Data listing
# # # # # # #
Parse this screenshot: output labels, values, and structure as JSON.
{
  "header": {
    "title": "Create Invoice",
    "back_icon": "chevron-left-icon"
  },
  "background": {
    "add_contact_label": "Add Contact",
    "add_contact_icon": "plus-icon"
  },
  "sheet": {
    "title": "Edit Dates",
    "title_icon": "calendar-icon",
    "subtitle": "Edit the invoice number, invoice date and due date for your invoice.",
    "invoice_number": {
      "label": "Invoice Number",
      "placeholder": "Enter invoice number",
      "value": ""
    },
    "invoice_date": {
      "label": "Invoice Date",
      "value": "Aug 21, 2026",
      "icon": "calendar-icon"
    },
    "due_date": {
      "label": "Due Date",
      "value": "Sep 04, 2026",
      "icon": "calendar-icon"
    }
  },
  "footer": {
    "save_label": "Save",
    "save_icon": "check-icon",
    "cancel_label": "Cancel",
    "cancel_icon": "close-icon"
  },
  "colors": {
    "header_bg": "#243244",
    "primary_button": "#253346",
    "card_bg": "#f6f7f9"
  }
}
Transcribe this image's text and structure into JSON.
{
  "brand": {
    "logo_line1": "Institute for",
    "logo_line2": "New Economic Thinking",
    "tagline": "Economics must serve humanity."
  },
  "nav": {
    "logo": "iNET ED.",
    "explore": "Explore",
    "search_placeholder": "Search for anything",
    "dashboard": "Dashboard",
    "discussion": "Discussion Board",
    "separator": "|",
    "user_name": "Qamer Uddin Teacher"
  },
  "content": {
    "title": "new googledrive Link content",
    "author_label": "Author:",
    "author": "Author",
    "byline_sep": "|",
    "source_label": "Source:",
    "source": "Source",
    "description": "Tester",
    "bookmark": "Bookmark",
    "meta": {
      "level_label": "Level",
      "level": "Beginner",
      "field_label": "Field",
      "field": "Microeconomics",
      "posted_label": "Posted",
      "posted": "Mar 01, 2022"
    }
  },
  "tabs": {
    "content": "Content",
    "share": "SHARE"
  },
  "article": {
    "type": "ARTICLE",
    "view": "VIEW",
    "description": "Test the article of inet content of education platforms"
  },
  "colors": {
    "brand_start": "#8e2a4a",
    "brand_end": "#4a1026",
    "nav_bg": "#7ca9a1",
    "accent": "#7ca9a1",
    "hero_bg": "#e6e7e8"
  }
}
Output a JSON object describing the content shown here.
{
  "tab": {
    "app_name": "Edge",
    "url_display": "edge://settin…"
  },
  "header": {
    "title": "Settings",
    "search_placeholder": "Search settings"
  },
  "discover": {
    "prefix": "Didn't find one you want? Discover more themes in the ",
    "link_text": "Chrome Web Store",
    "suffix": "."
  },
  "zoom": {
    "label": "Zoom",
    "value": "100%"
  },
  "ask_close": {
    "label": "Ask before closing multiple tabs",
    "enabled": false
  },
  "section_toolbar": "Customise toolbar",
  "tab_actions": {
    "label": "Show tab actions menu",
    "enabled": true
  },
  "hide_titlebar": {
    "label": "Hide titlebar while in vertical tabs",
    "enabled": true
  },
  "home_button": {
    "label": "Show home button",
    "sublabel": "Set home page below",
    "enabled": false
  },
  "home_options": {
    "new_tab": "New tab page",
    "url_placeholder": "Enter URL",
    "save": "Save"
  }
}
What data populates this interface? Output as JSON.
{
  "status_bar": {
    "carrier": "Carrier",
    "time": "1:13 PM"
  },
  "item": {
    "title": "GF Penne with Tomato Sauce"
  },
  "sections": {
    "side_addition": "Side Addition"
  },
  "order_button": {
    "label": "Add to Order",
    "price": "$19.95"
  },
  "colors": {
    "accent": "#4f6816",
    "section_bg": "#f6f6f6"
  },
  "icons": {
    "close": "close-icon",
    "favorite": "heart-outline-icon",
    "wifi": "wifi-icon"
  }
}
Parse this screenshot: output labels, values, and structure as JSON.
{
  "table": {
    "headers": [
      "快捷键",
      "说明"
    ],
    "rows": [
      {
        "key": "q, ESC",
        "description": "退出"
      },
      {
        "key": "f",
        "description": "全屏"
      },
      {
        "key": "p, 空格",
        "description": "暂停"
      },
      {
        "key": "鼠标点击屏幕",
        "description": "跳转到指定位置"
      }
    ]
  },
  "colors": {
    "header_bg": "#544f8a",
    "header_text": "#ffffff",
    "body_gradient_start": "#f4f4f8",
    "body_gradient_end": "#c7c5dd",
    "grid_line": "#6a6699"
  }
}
# # # # # # #
## PROBLEM DETAILS
Working from the material above, retype it in its entirety without change.

## COMPLETE RESPONSE
Parse this screenshot: output labels, values, and structure as JSON.
{
  "header": {
    "title": "Create Invoice",
    "back_icon": "chevron-left-icon"
  },
  "background": {
    "add_contact_label": "Add Contact",
    "add_contact_icon": "plus-icon"
  },
  "sheet": {
    "title": "Edit Dates",
    "title_icon": "calendar-icon",
    "subtitle": "Edit the invoice number, invoice date and due date for your invoice.",
    "invoice_number": {
      "label": "Invoice Number",
      "placeholder": "Enter invoice number",
      "value": ""
    },
    "invoice_date": {
      "label": "Invoice Date",
      "value": "Aug 21, 2026",
      "icon": "calendar-icon"
    },
    "due_date": {
      "label": "Due Date",
      "value": "Sep 04, 2026",
      "icon": "calendar-icon"
    }
  },
  "footer": {
    "save_label": "Save",
    "save_icon": "check-icon",
    "cancel_label": "Cancel",
    "cancel_icon": "close-icon"
  },
  "colors": {
    "header_bg": "#243244",
    "primary_button": "#253346",
    "card_bg": "#f6f7f9"
  }
}
Transcribe this image's text and structure into JSON.
{
  "brand": {
    "logo_line1": "Institute for",
    "logo_line2": "New Economic Thinking",
    "tagline": "Economics must serve humanity."
  },
  "nav": {
    "logo": "iNET ED.",
    "explore": "Explore",
    "search_placeholder": "Search for anything",
    "dashboard": "Dashboard",
    "discussion": "Discussion Board",
    "separator": "|",
    "user_name": "Qamer Uddin Teacher"
  },
  "content": {
    "title": "new googledrive Link content",
    "author_label": "Author:",
    "author": "Author",
    "byline_sep": "|",
    "source_label": "Source:",
    "source": "Source",
    "description": "Tester",
    "bookmark": "Bookmark",
    "meta": {
      "level_label": "Level",
      "level": "Beginner",
      "field_label": "Field",
      "field": "Microeconomics",
      "posted_label": "Posted",
      "posted": "Mar 01, 2022"
    }
  },
  "tabs": {
    "content": "Content",
    "share": "SHARE"
  },
  "article": {
    "type": "ARTICLE",
    "view": "VIEW",
    "description": "Test the article of inet content of education platforms"
  },
  "colors": {
    "brand_start": "#8e2a4a",
    "brand_end": "#4a1026",
    "nav_bg": "#7ca9a1",
    "accent": "#7ca9a1",
    "hero_bg": "#e6e7e8"
  }
}
Output a JSON object describing the content shown here.
{
  "tab": {
    "app_name": "Edge",
    "url_display": "edge://settin…"
  },
  "header": {
    "title": "Settings",
    "search_placeholder": "Search settings"
  },
  "discover": {
    "prefix": "Didn't find one you want? Discover more themes in the ",
    "link_text": "Chrome Web Store",
    "suffix": "."
  },
  "zoom": {
    "label": "Zoom",
    "value": "100%"
  },
  "ask_close": {
    "label": "Ask before closing multiple tabs",
    "enabled": false
  },
  "section_toolbar": "Customise toolbar",
  "tab_actions": {
    "label": "Show tab actions menu",
    "enabled": true
  },
  "hide_titlebar": {
    "label": "Hide titlebar while in vertical tabs",
    "enabled": true
  },
  "home_button": {
    "label": "Show home button",
    "sublabel": "Set home page below",
    "enabled": false
  },
  "home_options": {
    "new_tab": "New tab page",
    "url_placeholder": "Enter URL",
    "save": "Save"
  }
}
What data populates this interface? Output as JSON.
{
  "status_bar": {
    "carrier": "Carrier",
    "time": "1:13 PM"
  },
  "item": {
    "title": "GF Penne with Tomato Sauce"
  },
  "sections": {
    "side_addition": "Side Addition"
  },
  "order_button": {
    "label": "Add to Order",
    "price": "$19.95"
  },
  "colors": {
    "accent": "#4f6816",
    "section_bg": "#f6f6f6"
  },
  "icons": {
    "close": "close-icon",
    "favorite": "heart-outline-icon",
    "wifi": "wifi-icon"
  }
}
Parse this screenshot: output labels, values, and structure as JSON.
{
  "table": {
    "headers": [
      "快捷键",
      "说明"
    ],
    "rows": [
      {
        "key": "q, ESC",
        "description": "退出"
      },
      {
        "key": "f",
        "description": "全屏"
      },
      {
        "key": "p, 空格",
        "description": "暂停"
      },
      {
        "key": "鼠标点击屏幕",
        "description": "跳转到指定位置"
      }
    ]
  },
  "colors": {
    "header_bg": "#544f8a",
    "header_text": "#ffffff",
    "body_gradient_start": "#f4f4f8",
    "body_gradient_end": "#c7c5dd",
    "grid_line": "#6a6699"
  }
}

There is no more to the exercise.